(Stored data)
--*--

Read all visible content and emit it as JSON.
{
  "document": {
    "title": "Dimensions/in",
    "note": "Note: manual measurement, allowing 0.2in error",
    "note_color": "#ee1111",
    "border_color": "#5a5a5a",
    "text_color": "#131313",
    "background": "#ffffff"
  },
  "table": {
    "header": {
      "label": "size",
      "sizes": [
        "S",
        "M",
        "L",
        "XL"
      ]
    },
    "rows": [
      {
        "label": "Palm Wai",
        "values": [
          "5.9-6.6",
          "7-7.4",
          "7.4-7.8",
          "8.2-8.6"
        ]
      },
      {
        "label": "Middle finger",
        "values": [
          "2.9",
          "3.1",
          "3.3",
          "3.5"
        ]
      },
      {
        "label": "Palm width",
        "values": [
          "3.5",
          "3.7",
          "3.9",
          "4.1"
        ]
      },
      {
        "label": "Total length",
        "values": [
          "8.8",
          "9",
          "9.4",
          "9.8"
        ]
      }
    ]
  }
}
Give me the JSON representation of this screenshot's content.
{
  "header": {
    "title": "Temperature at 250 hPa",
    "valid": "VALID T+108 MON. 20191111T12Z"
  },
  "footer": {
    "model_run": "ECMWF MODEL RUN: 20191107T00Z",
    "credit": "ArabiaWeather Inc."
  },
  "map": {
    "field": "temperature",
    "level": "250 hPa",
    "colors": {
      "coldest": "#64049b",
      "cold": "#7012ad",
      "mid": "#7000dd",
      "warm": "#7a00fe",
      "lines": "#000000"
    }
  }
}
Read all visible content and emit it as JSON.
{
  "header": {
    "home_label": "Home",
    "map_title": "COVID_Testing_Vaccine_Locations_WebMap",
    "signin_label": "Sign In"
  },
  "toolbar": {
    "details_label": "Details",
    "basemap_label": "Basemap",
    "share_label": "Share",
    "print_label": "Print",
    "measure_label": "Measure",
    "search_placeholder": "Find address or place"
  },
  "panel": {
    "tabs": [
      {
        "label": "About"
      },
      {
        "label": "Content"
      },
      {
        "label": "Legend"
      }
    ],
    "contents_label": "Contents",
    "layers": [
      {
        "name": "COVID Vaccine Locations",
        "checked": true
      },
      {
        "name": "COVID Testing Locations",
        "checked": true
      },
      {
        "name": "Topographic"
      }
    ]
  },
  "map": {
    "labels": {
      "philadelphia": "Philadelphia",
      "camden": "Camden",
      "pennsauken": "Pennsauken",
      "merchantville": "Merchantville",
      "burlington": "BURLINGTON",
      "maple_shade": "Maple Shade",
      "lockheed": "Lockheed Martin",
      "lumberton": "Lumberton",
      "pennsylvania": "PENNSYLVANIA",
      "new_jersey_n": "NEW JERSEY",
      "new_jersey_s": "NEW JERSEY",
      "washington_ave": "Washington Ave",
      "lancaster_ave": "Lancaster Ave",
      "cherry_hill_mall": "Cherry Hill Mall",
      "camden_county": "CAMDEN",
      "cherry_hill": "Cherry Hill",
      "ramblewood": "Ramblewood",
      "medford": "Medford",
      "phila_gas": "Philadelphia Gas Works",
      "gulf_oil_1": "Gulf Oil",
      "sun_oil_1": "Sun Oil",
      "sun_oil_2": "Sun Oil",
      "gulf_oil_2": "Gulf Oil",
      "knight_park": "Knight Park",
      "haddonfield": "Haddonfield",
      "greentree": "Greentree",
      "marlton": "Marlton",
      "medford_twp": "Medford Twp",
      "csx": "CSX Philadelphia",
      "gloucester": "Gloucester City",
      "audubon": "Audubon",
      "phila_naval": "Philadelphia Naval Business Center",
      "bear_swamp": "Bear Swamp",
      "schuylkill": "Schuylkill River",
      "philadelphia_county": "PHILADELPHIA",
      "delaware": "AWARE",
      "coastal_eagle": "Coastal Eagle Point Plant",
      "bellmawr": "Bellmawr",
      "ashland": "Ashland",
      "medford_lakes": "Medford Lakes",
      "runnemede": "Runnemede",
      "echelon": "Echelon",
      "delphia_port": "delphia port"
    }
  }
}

--*--

### SET PROBLEM
Pick out the lines above that hold the string "Cherry" and show them.

### FINAL RESULT
      "cherry_hill_mall": "Cherry Hill Mall",
      "cherry_hill": "Cherry Hill",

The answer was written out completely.